# REQUEST
Lay out as a numbered list the entries from the line containing "List each element" up to and including the line containing "paragraph-storage-activity: В рамках", skipping blank lines. Leave the pictures out of the answer.

# RECORDS
┌──

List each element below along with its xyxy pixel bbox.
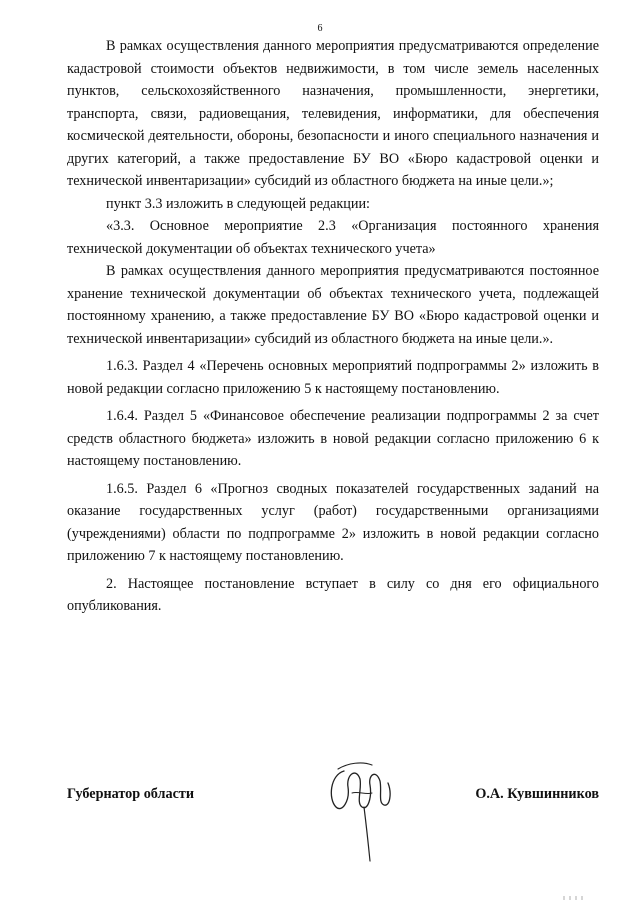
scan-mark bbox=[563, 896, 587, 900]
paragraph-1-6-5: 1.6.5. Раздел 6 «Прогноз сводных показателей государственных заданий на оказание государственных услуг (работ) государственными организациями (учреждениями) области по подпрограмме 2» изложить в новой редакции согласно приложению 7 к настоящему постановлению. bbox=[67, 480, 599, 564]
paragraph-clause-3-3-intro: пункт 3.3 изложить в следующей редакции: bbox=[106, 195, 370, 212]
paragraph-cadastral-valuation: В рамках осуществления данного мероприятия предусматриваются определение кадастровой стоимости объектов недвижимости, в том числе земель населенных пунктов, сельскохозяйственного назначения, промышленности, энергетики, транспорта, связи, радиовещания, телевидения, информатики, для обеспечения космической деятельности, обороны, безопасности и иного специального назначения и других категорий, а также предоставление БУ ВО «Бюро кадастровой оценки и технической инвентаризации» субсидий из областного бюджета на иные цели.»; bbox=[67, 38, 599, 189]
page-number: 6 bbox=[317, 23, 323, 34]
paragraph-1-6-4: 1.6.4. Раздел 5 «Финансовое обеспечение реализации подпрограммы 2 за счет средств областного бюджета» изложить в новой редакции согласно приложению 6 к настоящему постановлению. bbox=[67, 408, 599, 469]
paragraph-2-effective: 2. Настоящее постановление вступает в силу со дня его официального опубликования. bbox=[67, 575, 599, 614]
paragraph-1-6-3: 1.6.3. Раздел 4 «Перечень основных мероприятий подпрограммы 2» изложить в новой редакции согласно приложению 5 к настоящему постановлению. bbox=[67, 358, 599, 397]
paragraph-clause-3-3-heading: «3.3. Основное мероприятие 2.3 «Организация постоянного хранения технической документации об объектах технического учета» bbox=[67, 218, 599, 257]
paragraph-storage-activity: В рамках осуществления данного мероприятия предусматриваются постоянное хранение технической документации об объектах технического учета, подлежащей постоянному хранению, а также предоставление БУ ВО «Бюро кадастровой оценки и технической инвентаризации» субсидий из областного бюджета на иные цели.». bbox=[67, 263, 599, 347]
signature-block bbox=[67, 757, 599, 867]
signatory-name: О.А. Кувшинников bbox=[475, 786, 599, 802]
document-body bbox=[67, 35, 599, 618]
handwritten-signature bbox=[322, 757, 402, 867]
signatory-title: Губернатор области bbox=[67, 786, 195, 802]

└──
┌──

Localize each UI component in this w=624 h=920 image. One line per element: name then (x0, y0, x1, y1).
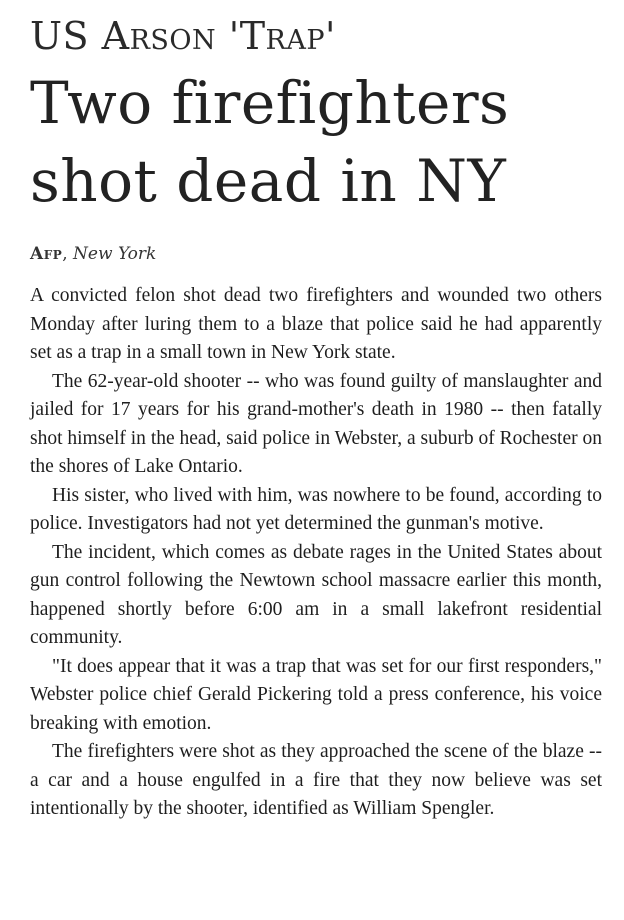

└──

# RESPONSE
1. List each element below along with its xyxy pixel bbox.
2. scan-mark bbox=[563, 896, 587, 900]
3. paragraph-1-6-5: 1.6.5. Раздел 6 «Прогноз сводных показателей государственных заданий на оказание государственных услуг (работ) государственными организациями (учреждениями) области по подпрограмме 2» изложить в новой редакции согласно приложению 7 к настоящему постановлению. bbox=[67, 480, 599, 564]
4. paragraph-clause-3-3-intro: пункт 3.3 изложить в следующей редакции: bbox=[106, 195, 370, 212]
5. paragraph-cadastral-valuation: В рамках осуществления данного мероприятия предусматриваются определение кадастровой стоимости объектов недвижимости, в том числе земель населенных пунктов, сельскохозяйственного назначения, промышленности, энергетики, транспорта, связи, радиовещания, телевидения, информатики, для обеспечения космической деятельности, обороны, безопасности и иного специального назначения и других категорий, а также предоставление БУ ВО «Бюро кадастровой оценки и технической инвентаризации» субсидий из областного бюджета на иные цели.»; bbox=[67, 38, 599, 189]
6. page-number: 6 bbox=[317, 23, 323, 34]
7. paragraph-1-6-4: 1.6.4. Раздел 5 «Финансовое обеспечение реализации подпрограммы 2 за счет средств областного бюджета» изложить в новой редакции согласно приложению 6 к настоящему постановлению. bbox=[67, 408, 599, 469]
8. paragraph-2-effective: 2. Настоящее постановление вступает в силу со дня его официального опубликования. bbox=[67, 575, 599, 614]
9. paragraph-1-6-3: 1.6.3. Раздел 4 «Перечень основных мероприятий подпрограммы 2» изложить в новой редакции согласно приложению 5 к настоящему постановлению. bbox=[67, 358, 599, 397]
10. paragraph-clause-3-3-heading: «3.3. Основное мероприятие 2.3 «Организация постоянного хранения технической документации об объектах технического учета» bbox=[67, 218, 599, 257]
11. paragraph-storage-activity: В рамках осуществления данного мероприятия предусматриваются постоянное хранение технической документации об объектах технического учета, подлежащей постоянному хранению, а также предоставление БУ ВО «Бюро кадастровой оценки и технической инвентаризации» субсидий из областного бюджета на иные цели.». bbox=[67, 263, 599, 347]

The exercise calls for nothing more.